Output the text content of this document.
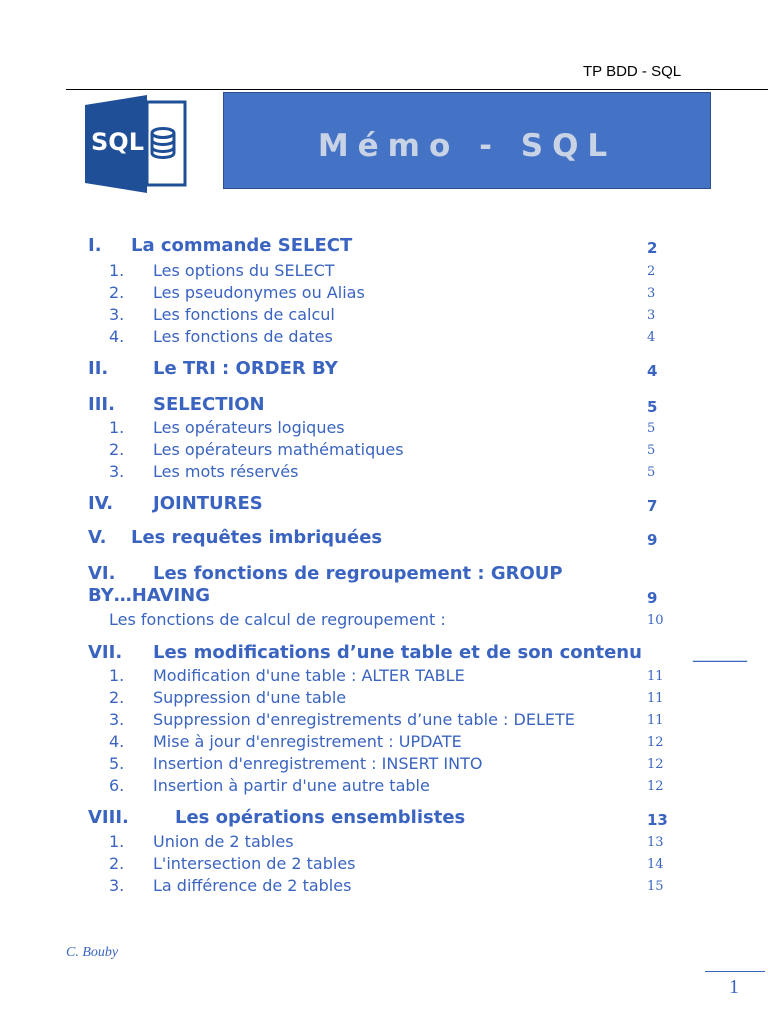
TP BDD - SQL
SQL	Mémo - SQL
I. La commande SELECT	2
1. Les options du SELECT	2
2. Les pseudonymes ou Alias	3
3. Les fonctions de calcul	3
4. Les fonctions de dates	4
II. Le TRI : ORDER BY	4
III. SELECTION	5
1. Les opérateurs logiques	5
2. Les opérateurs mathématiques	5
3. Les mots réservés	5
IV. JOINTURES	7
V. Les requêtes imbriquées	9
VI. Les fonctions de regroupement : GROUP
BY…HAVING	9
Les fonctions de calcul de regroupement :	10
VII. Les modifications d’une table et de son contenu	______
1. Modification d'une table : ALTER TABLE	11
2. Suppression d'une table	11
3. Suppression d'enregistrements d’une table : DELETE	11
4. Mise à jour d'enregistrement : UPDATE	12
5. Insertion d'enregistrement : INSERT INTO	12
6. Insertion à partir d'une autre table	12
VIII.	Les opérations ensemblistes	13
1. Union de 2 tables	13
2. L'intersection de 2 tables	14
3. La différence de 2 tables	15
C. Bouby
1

++++++

§ WRITTEN TASK
Scan the material above for the word "calcul". Copy each line where it occurs.

§ EXPECTED OUTPUT
3. Les fonctions de calcul	3
Les fonctions de calcul de regroupement :	10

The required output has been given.